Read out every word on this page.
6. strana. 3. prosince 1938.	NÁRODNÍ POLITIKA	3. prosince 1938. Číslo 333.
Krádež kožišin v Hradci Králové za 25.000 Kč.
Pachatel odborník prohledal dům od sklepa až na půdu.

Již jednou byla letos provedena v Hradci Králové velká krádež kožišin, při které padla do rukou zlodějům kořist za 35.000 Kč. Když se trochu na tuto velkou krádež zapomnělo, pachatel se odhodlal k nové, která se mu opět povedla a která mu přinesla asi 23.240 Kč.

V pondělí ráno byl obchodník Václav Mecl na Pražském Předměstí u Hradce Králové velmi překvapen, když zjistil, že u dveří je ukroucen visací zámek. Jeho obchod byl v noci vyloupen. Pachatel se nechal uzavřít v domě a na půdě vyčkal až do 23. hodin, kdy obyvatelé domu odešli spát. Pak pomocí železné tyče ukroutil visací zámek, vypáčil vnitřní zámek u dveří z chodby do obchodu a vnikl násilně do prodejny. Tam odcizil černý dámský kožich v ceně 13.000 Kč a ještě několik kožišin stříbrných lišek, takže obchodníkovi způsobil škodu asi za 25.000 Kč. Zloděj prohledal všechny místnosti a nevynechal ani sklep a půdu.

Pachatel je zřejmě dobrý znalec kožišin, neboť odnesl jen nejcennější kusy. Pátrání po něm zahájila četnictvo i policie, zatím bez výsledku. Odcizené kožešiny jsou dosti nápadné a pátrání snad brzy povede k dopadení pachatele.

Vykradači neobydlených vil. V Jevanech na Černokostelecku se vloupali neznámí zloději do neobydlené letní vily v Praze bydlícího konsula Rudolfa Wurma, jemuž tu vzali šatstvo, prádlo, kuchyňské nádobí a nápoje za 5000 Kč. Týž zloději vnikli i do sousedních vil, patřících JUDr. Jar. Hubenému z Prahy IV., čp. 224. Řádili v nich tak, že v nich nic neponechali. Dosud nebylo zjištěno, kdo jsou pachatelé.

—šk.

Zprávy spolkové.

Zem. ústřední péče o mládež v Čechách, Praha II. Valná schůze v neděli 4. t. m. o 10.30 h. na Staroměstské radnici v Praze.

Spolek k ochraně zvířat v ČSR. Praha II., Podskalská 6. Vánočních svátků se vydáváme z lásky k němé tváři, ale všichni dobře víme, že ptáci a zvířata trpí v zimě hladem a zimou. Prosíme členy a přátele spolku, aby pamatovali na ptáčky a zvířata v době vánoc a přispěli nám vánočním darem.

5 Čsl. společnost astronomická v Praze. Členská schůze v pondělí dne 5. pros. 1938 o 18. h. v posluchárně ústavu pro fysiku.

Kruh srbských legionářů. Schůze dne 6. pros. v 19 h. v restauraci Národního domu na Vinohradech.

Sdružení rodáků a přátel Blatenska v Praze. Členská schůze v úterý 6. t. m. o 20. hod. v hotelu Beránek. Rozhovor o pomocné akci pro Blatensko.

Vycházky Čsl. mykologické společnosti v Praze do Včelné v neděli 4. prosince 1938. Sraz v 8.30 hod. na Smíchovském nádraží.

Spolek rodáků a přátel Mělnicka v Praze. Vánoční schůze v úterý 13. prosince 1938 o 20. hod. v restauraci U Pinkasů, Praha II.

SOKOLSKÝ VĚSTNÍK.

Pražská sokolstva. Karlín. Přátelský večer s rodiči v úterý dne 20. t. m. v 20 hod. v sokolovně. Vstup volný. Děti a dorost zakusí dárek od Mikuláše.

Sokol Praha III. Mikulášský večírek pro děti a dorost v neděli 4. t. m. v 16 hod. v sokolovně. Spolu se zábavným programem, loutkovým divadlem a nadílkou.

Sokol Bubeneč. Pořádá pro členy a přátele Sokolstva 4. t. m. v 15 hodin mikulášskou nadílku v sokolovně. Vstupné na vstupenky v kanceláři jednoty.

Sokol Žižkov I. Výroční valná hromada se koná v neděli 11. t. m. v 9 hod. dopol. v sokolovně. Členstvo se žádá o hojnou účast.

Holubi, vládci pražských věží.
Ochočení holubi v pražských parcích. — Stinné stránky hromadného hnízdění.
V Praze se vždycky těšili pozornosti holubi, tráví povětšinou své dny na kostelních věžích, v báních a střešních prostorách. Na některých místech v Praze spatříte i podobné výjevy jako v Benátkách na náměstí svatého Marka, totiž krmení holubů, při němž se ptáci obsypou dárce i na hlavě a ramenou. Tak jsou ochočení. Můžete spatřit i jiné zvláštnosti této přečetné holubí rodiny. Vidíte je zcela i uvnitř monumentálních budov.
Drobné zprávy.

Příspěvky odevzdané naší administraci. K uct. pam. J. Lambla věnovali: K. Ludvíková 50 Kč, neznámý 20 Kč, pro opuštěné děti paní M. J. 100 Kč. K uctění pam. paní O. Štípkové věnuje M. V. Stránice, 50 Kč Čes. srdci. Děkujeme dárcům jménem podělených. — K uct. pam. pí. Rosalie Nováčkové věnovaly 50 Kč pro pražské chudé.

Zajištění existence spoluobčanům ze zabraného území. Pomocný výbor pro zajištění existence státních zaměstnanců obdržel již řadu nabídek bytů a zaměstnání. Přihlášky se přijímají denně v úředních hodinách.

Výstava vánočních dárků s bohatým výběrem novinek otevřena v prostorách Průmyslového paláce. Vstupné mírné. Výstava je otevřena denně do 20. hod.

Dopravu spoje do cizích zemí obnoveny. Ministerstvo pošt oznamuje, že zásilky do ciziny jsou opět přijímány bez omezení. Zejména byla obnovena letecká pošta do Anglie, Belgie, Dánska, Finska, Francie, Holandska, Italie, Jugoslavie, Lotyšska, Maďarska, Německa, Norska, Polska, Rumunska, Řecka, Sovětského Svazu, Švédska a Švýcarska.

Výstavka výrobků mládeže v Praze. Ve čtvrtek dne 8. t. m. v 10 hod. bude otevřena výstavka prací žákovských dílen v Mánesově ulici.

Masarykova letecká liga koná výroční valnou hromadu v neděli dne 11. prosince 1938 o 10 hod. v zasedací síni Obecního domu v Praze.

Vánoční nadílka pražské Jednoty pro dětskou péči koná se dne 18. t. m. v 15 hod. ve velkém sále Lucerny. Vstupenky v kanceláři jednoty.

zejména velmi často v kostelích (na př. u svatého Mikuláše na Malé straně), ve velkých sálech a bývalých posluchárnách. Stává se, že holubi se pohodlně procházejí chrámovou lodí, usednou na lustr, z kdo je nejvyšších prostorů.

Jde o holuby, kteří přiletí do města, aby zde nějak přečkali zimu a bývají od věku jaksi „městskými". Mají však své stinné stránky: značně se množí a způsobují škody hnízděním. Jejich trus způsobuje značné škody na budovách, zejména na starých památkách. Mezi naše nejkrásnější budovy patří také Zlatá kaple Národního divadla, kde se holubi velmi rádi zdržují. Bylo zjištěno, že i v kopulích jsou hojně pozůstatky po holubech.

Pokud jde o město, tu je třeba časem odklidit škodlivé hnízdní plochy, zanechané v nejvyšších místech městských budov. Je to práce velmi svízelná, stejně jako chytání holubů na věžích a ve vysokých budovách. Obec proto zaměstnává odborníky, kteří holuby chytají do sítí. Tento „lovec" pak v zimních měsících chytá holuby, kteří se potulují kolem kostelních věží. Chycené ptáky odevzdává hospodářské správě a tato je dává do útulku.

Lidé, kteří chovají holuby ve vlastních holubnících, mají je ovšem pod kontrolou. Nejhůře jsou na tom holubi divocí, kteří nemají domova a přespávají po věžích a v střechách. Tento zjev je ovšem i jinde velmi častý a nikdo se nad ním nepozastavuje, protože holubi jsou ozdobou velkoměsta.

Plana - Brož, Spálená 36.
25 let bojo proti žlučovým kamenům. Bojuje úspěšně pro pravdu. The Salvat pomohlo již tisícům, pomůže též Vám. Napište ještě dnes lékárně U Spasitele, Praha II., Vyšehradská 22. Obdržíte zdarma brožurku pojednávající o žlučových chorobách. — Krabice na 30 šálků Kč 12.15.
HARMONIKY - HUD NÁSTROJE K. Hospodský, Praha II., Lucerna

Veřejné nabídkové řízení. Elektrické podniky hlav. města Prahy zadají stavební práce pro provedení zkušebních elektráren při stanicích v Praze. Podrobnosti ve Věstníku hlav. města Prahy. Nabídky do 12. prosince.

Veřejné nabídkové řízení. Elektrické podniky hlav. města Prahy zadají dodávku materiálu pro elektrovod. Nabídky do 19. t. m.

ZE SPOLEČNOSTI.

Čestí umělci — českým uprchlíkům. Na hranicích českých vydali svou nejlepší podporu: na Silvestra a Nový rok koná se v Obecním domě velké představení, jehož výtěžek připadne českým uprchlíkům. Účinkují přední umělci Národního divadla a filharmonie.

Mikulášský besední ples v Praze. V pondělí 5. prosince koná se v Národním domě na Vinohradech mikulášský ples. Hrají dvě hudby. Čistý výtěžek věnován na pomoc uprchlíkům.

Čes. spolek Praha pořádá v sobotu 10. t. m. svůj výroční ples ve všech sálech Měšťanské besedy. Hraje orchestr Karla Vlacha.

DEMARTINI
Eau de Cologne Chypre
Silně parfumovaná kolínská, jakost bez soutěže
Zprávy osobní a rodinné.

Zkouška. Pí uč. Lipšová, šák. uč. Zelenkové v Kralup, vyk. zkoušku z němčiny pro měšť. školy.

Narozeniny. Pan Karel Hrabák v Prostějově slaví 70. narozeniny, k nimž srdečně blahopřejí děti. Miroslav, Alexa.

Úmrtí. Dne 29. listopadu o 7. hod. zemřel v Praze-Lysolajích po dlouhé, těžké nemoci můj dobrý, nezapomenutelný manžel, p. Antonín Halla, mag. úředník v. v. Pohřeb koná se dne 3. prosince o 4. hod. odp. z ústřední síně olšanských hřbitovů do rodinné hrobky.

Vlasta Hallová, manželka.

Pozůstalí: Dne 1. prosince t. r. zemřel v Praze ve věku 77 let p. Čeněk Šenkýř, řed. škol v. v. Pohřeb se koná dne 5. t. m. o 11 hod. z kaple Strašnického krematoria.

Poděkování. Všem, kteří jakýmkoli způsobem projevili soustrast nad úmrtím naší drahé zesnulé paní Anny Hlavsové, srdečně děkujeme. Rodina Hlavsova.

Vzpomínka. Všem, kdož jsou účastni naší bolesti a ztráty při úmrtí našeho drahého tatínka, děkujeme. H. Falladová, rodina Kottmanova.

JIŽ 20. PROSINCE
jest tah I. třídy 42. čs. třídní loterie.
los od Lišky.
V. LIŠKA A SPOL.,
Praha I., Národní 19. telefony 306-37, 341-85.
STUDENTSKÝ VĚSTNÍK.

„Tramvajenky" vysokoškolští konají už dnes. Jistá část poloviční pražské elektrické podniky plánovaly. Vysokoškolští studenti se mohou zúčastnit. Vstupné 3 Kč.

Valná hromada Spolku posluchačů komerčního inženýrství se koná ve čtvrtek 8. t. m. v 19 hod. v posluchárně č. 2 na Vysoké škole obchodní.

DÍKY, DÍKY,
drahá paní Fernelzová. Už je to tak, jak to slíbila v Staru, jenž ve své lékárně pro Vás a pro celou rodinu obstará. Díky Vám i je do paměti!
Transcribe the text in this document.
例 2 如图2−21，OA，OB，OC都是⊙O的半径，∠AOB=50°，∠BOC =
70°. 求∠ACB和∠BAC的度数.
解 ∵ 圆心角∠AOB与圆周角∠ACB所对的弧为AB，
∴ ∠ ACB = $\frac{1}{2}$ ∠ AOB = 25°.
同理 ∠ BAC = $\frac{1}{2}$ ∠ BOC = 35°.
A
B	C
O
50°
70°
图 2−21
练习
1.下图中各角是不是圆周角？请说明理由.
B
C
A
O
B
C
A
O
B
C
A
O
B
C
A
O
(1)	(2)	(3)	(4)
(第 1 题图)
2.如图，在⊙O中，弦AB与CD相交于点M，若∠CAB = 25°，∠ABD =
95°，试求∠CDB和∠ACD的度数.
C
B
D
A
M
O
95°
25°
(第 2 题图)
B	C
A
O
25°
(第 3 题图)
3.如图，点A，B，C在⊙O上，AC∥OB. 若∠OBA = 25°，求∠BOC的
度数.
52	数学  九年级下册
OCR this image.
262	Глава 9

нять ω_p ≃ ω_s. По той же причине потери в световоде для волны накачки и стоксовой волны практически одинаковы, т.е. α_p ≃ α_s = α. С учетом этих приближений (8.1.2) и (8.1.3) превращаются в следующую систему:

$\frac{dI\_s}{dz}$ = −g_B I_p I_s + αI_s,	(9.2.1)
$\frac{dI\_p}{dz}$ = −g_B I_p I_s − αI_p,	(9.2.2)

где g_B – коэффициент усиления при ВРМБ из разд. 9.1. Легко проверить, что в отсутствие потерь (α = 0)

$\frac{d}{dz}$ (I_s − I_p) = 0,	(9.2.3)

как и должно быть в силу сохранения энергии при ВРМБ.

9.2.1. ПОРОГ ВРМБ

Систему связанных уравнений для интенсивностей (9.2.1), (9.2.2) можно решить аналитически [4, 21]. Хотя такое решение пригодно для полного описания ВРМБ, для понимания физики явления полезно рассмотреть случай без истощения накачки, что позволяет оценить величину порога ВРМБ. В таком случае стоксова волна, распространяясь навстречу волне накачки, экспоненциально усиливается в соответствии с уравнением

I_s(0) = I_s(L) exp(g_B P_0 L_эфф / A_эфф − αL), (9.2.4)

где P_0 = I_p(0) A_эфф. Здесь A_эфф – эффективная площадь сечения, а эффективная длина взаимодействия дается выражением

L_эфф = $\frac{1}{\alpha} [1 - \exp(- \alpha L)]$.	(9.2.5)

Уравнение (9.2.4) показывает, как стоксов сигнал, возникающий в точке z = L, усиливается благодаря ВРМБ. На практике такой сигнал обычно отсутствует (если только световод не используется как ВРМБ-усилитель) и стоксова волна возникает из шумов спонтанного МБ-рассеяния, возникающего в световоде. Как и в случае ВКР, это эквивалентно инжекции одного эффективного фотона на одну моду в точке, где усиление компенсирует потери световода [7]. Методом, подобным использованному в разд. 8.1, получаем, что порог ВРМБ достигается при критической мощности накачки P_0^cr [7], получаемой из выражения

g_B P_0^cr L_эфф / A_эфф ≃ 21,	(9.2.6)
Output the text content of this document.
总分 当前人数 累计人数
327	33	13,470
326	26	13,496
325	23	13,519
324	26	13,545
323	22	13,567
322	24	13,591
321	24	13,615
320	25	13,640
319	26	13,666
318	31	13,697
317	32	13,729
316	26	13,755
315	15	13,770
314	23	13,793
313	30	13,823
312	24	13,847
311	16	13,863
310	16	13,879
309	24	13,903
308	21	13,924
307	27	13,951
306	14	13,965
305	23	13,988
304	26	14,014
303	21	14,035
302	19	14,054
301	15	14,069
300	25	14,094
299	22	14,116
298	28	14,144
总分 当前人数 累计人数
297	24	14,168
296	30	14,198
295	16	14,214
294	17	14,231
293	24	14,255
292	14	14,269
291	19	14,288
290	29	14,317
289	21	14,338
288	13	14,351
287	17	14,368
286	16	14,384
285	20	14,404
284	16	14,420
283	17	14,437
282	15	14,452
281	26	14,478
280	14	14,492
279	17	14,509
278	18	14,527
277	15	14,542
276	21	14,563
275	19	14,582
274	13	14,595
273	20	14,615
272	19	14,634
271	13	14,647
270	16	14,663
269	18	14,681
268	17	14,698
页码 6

:::

- GIVEN PROBLEM -
Copy every line of the listing containing the string "dobrý".

- FINAL ANSWER -
Pachatel je zřejmě dobrý znalec kožišin, neboť odnesl jen nejcennější kusy. Pátrání po něm zahájila četnictvo i policie, zatím bez výsledku. Odcizené kožešiny jsou dosti nápadné a pátrání snad brzy povede k dopadení pachatele.
Úmrtí. Dne 29. listopadu o 7. hod. zemřel v Praze-Lysolajích po dlouhé, těžké nemoci můj dobrý, nezapomenutelný manžel, p. Antonín Halla, mag. úředník v. v. Pohřeb koná se dne 3. prosince o 4. hod. odp. z ústřední síně olšanských hřbitovů do rodinné hrobky.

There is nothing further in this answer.